Exercise details
Lay out the lines below as a Markdown table with the columns "Row" and "Line", one row per line, numbering rows in order. Skip blank lines and leave the pictures out.

Exercise inputs
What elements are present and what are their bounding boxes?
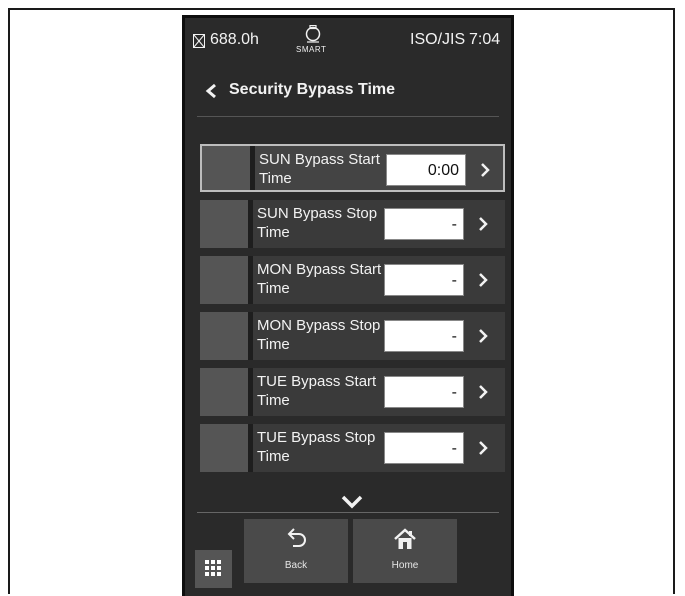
smart-bulb-icon xyxy=(305,25,321,43)
home-button[interactable]: Home xyxy=(353,519,457,583)
time-field[interactable]: - xyxy=(384,376,464,408)
list-item[interactable]: SUN Bypass Start Time 0:00 xyxy=(200,144,505,192)
chevron-right-icon[interactable] xyxy=(479,161,491,179)
row-separator xyxy=(250,146,255,190)
chevron-right-icon[interactable] xyxy=(477,439,489,457)
page-title: Security Bypass Time xyxy=(229,81,396,98)
chevron-left-icon[interactable] xyxy=(205,83,217,99)
row-label: TUE Bypass Start Time xyxy=(257,373,377,409)
row-separator xyxy=(248,256,253,304)
header-divider xyxy=(197,116,499,117)
back-label: Back xyxy=(284,560,308,571)
row-select-area[interactable] xyxy=(200,368,248,416)
chevron-right-icon[interactable] xyxy=(477,327,489,345)
operating-hours: 688.0h xyxy=(210,31,259,48)
time-field[interactable]: - xyxy=(384,264,464,296)
row-select-area[interactable] xyxy=(200,200,248,248)
row-select-area[interactable] xyxy=(200,256,248,304)
chevron-right-icon[interactable] xyxy=(477,383,489,401)
footer-divider xyxy=(197,512,499,513)
device-screen: 688.0h SMART ISO/JIS 7:04 Security Bypas… xyxy=(182,15,514,596)
list-item[interactable]: TUE Bypass Stop Time - xyxy=(200,424,505,472)
chevron-down-icon[interactable] xyxy=(339,494,365,510)
undo-arrow-icon xyxy=(287,528,306,547)
time-field[interactable]: - xyxy=(384,208,464,240)
row-separator xyxy=(248,200,253,248)
row-label: MON Bypass Start Time xyxy=(257,261,382,297)
row-separator xyxy=(248,424,253,472)
home-icon xyxy=(394,528,416,549)
row-label: TUE Bypass Stop Time xyxy=(257,429,376,465)
row-label: MON Bypass Stop Time xyxy=(257,317,381,353)
row-select-area[interactable] xyxy=(202,146,250,190)
back-button[interactable]: Back xyxy=(244,519,348,583)
menu-grid-button[interactable] xyxy=(195,550,232,588)
chevron-right-icon[interactable] xyxy=(477,215,489,233)
list-item[interactable]: MON Bypass Stop Time - xyxy=(200,312,505,360)
list-item[interactable]: MON Bypass Start Time - xyxy=(200,256,505,304)
status-bar: 688.0h SMART ISO/JIS 7:04 xyxy=(185,18,511,62)
row-label: SUN Bypass Stop Time xyxy=(257,205,378,241)
chevron-right-icon[interactable] xyxy=(477,271,489,289)
time-field[interactable]: - xyxy=(384,432,464,464)
time-field[interactable]: 0:00 xyxy=(386,154,466,186)
smart-mode-label: SMART xyxy=(296,45,327,54)
row-label: SUN Bypass Start Time xyxy=(259,151,380,187)
grid-icon xyxy=(205,560,221,576)
hourglass-icon xyxy=(193,34,205,48)
row-separator xyxy=(248,368,253,416)
home-label: Home xyxy=(391,560,419,571)
list-item[interactable]: TUE Bypass Start Time - xyxy=(200,368,505,416)
standard-label: ISO/JIS xyxy=(410,31,466,48)
row-select-area[interactable] xyxy=(200,312,248,360)
row-separator xyxy=(248,312,253,360)
list-item[interactable]: SUN Bypass Stop Time - xyxy=(200,200,505,248)
page-header: Security Bypass Time xyxy=(185,73,511,109)
time-field[interactable]: - xyxy=(384,320,464,352)
clock: 7:04 xyxy=(469,31,501,48)
row-select-area[interactable] xyxy=(200,424,248,472)
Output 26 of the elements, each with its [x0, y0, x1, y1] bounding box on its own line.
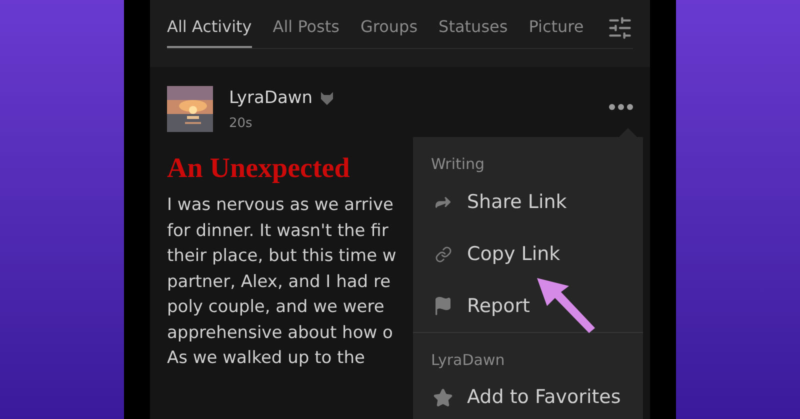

Written response
| Row | Line |
|---|---|
| 1 | What elements are present and what are their bounding boxes? |
| 2 | smart-bulb-icon xyxy=(305,25,321,43) |
| 3 | home-button[interactable]: Home xyxy=(353,519,457,583) |
| 4 | time-field[interactable]: - xyxy=(384,376,464,408) |
| 5 | list-item[interactable]: SUN Bypass Start Time 0:00 xyxy=(200,144,505,192) |
| 6 | chevron-right-icon[interactable] xyxy=(479,161,491,179) |
| 7 | row-separator xyxy=(250,146,255,190) |
| 8 | chevron-right-icon[interactable] xyxy=(477,439,489,457) |
| 9 | page-title: Security Bypass Time xyxy=(229,81,396,98) |
| 10 | chevron-left-icon[interactable] xyxy=(205,83,217,99) |
| 11 | row-label: TUE Bypass Start Time xyxy=(257,373,377,409) |
| 12 | row-separator xyxy=(248,256,253,304) |
| 13 | header-divider xyxy=(197,116,499,117) |
| 14 | back-label: Back xyxy=(284,560,308,571) |
| 15 | row-select-area[interactable] xyxy=(200,368,248,416) |
| 16 | chevron-right-icon[interactable] xyxy=(477,327,489,345) |
| 17 | operating-hours: 688.0h xyxy=(210,31,259,48) |
| 18 | time-field[interactable]: - xyxy=(384,264,464,296) |
| 19 | row-select-area[interactable] xyxy=(200,200,248,248) |
| 20 | row-select-area[interactable] xyxy=(200,256,248,304) |
| 21 | chevron-right-icon[interactable] xyxy=(477,383,489,401) |
| 22 | footer-divider xyxy=(197,512,499,513) |
| 23 | device-screen: 688.0h SMART ISO/JIS 7:04 Security Bypas… xyxy=(182,15,514,596) |
| 24 | list-item[interactable]: TUE Bypass Stop Time - xyxy=(200,424,505,472) |
| 25 | chevron-down-icon[interactable] xyxy=(339,494,365,510) |
| 26 | undo-arrow-icon xyxy=(287,528,306,547) |
| 27 | time-field[interactable]: - xyxy=(384,208,464,240) |
| 28 | row-separator xyxy=(248,200,253,248) |
| 29 | row-label: MON Bypass Start Time xyxy=(257,261,382,297) |
| 30 | row-separator xyxy=(248,424,253,472) |
| 31 | home-icon xyxy=(394,528,416,549) |
| 32 | row-label: TUE Bypass Stop Time xyxy=(257,429,376,465) |
| 33 | row-label: MON Bypass Stop Time xyxy=(257,317,381,353) |
| 34 | row-select-area[interactable] xyxy=(202,146,250,190) |
| 35 | back-button[interactable]: Back xyxy=(244,519,348,583) |
| 36 | menu-grid-button[interactable] xyxy=(195,550,232,588) |
| 37 | chevron-right-icon[interactable] xyxy=(477,215,489,233) |
| 38 | list-item[interactable]: MON Bypass Stop Time - xyxy=(200,312,505,360) |
| 39 | list-item[interactable]: MON Bypass Start Time - xyxy=(200,256,505,304) |
| 40 | status-bar: 688.0h SMART ISO/JIS 7:04 xyxy=(185,18,511,62) |
| 41 | row-label: SUN Bypass Stop Time xyxy=(257,205,378,241) |
| 42 | chevron-right-icon[interactable] xyxy=(477,271,489,289) |
| 43 | time-field[interactable]: - xyxy=(384,432,464,464) |
| 44 | time-field[interactable]: 0:00 xyxy=(386,154,466,186) |
| 45 | smart-mode-label: SMART xyxy=(296,45,327,54) |
| 46 | row-label: SUN Bypass Start Time xyxy=(259,151,380,187) |
| 47 | grid-icon xyxy=(205,560,221,576) |
| 48 | hourglass-icon xyxy=(193,34,205,48) |
| 49 | row-separator xyxy=(248,368,253,416) |
| 50 | home-label: Home xyxy=(391,560,419,571) |
| 51 | list-item[interactable]: TUE Bypass Start Time - xyxy=(200,368,505,416) |
| 52 | standard-label: ISO/JIS xyxy=(410,31,466,48) |
| 53 | row-select-area[interactable] xyxy=(200,312,248,360) |
| 54 | row-separator xyxy=(248,312,253,360) |
| 55 | list-item[interactable]: SUN Bypass Stop Time - xyxy=(200,200,505,248) |
| 56 | page-header: Security Bypass Time xyxy=(185,73,511,109) |
| 57 | time-field[interactable]: - xyxy=(384,320,464,352) |
| 58 | clock: 7:04 xyxy=(469,31,501,48) |
| 59 | row-select-area[interactable] xyxy=(200,424,248,472) |
| 60 | Output 26 of the elements, each with its [x0, y0, x1, y1] bounding box on its own line. |